§ **GIVEN PROBLEM**
The data below should be printed in full, exactly, and without any of its images.

** Start **

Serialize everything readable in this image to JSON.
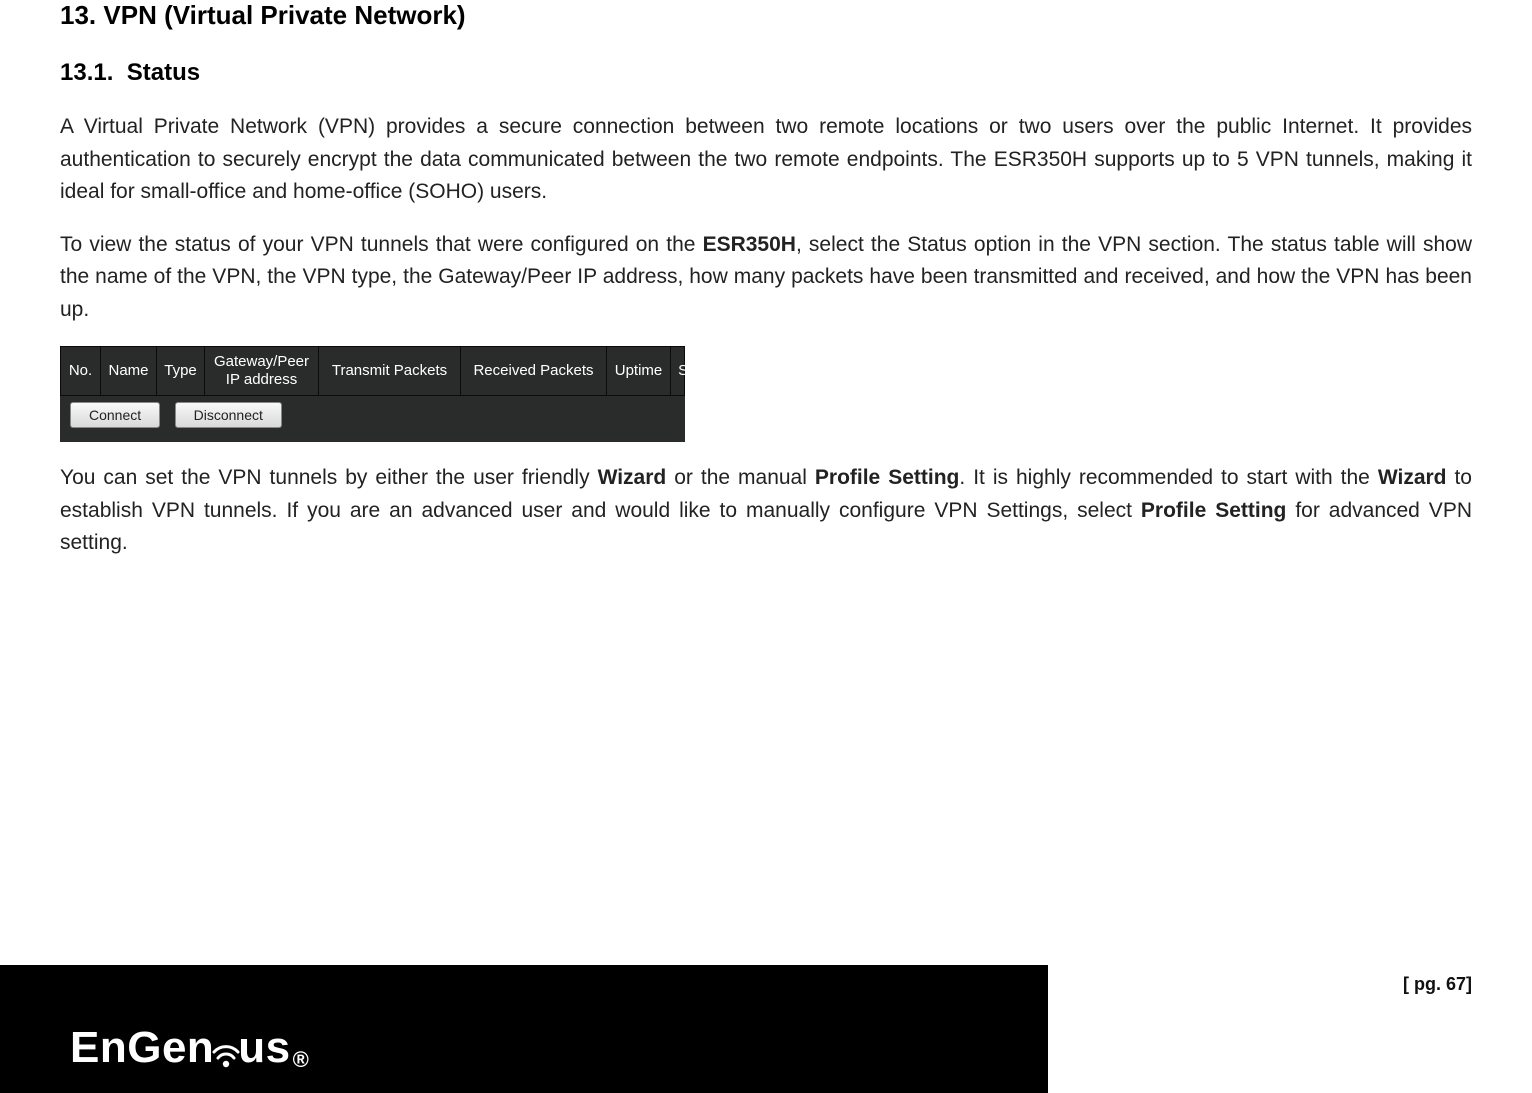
{
  "section": {
    "number": "13.",
    "title": "VPN (Virtual Private Network)"
  },
  "subsection": {
    "number": "13.1.",
    "title": "Status"
  },
  "paragraphs": {
    "p1": "A Virtual Private Network (VPN) provides a secure connection between two remote locations or two users over the public Internet. It provides authentication to securely encrypt the data communicated between the two remote endpoints. The ESR350H supports up to 5 VPN tunnels, making it ideal for small-office and home-office (SOHO) users.",
    "p2a": "To view the status of your VPN tunnels that were configured on the ",
    "p2b": "ESR350H",
    "p2c": ", select the Status option in the VPN section. The status table will show the name of the VPN, the VPN type, the Gateway/Peer IP address, how many packets have been transmitted and received, and how the VPN has been up.",
    "p3a": "You can set the VPN tunnels by either the user friendly ",
    "p3b": "Wizard",
    "p3c": " or the manual ",
    "p3d": "Profile Setting",
    "p3e": ". It is highly recommended to start with the ",
    "p3f": "Wizard",
    "p3g": " to establish VPN tunnels. If you are an advanced user and would like to manually configure VPN Settings, select ",
    "p3h": "Profile Setting",
    "p3i": " for advanced VPN setting."
  },
  "table": {
    "headers": {
      "no": "No.",
      "name": "Name",
      "type": "Type",
      "gateway": "Gateway/Peer IP address",
      "tx": "Transmit Packets",
      "rx": "Received Packets",
      "uptime": "Uptime",
      "select": "Select"
    },
    "buttons": {
      "connect": "Connect",
      "disconnect": "Disconnect"
    }
  },
  "footer": {
    "brand_pre": "EnGen",
    "brand_post": "us",
    "page_label": "[ pg. 67]"
  }
}
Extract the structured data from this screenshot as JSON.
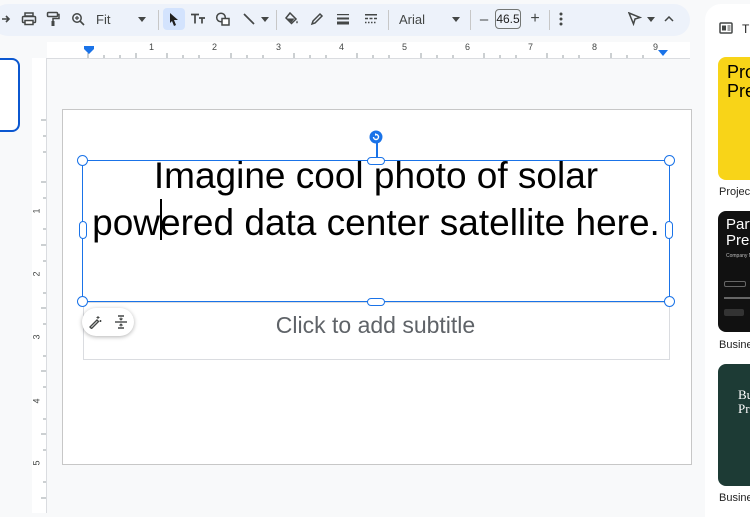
{
  "toolbar": {
    "zoom_label": "Fit",
    "font_name": "Arial",
    "font_size": "46.5",
    "minus_label": "–",
    "plus_label": "+"
  },
  "ruler": {
    "h_numbers": [
      "1",
      "2",
      "3",
      "4",
      "5",
      "6",
      "7",
      "8",
      "9"
    ],
    "v_numbers": [
      "1",
      "2",
      "3",
      "4",
      "5"
    ]
  },
  "slide": {
    "title": "Imagine cool photo of solar powered data center satellite here.",
    "subtitle_placeholder": "Click to add subtitle"
  },
  "right_panel": {
    "header_letter": "T",
    "templates": [
      {
        "preview_line1": "Pro",
        "preview_line2": "Pre",
        "label": "Projec",
        "bg": "#f8d418",
        "fg": "#000000"
      },
      {
        "preview_line1": "Part",
        "preview_line2": "Pres",
        "preview_sub": "Company N",
        "label": "Busine",
        "bg": "#111111",
        "fg": "#ffffff"
      },
      {
        "preview_line1": "Bu",
        "preview_line2": "Pr",
        "label": "Busine",
        "bg": "#1d3b35",
        "fg": "#ffffff"
      }
    ]
  },
  "colors": {
    "accent": "#1a73e8",
    "toolbar_bg": "#edf2fa",
    "selected_tool_bg": "#d3e3fd"
  }
}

** End **

§ **SOLUTION TO THIS TASK**
Serialize everything readable in this image to JSON.
{
  "section": {
    "number": "13.",
    "title": "VPN (Virtual Private Network)"
  },
  "subsection": {
    "number": "13.1.",
    "title": "Status"
  },
  "paragraphs": {
    "p1": "A Virtual Private Network (VPN) provides a secure connection between two remote locations or two users over the public Internet. It provides authentication to securely encrypt the data communicated between the two remote endpoints. The ESR350H supports up to 5 VPN tunnels, making it ideal for small-office and home-office (SOHO) users.",
    "p2a": "To view the status of your VPN tunnels that were configured on the ",
    "p2b": "ESR350H",
    "p2c": ", select the Status option in the VPN section. The status table will show the name of the VPN, the VPN type, the Gateway/Peer IP address, how many packets have been transmitted and received, and how the VPN has been up.",
    "p3a": "You can set the VPN tunnels by either the user friendly ",
    "p3b": "Wizard",
    "p3c": " or the manual ",
    "p3d": "Profile Setting",
    "p3e": ". It is highly recommended to start with the ",
    "p3f": "Wizard",
    "p3g": " to establish VPN tunnels. If you are an advanced user and would like to manually configure VPN Settings, select ",
    "p3h": "Profile Setting",
    "p3i": " for advanced VPN setting."
  },
  "table": {
    "headers": {
      "no": "No.",
      "name": "Name",
      "type": "Type",
      "gateway": "Gateway/Peer IP address",
      "tx": "Transmit Packets",
      "rx": "Received Packets",
      "uptime": "Uptime",
      "select": "Select"
    },
    "buttons": {
      "connect": "Connect",
      "disconnect": "Disconnect"
    }
  },
  "footer": {
    "brand_pre": "EnGen",
    "brand_post": "us",
    "page_label": "[ pg. 67]"
  }
}
Extract the structured data from this screenshot as JSON.
{
  "toolbar": {
    "zoom_label": "Fit",
    "font_name": "Arial",
    "font_size": "46.5",
    "minus_label": "–",
    "plus_label": "+"
  },
  "ruler": {
    "h_numbers": [
      "1",
      "2",
      "3",
      "4",
      "5",
      "6",
      "7",
      "8",
      "9"
    ],
    "v_numbers": [
      "1",
      "2",
      "3",
      "4",
      "5"
    ]
  },
  "slide": {
    "title": "Imagine cool photo of solar powered data center satellite here.",
    "subtitle_placeholder": "Click to add subtitle"
  },
  "right_panel": {
    "header_letter": "T",
    "templates": [
      {
        "preview_line1": "Pro",
        "preview_line2": "Pre",
        "label": "Projec",
        "bg": "#f8d418",
        "fg": "#000000"
      },
      {
        "preview_line1": "Part",
        "preview_line2": "Pres",
        "preview_sub": "Company N",
        "label": "Busine",
        "bg": "#111111",
        "fg": "#ffffff"
      },
      {
        "preview_line1": "Bu",
        "preview_line2": "Pr",
        "label": "Busine",
        "bg": "#1d3b35",
        "fg": "#ffffff"
      }
    ]
  },
  "colors": {
    "accent": "#1a73e8",
    "toolbar_bg": "#edf2fa",
    "selected_tool_bg": "#d3e3fd"
  }
}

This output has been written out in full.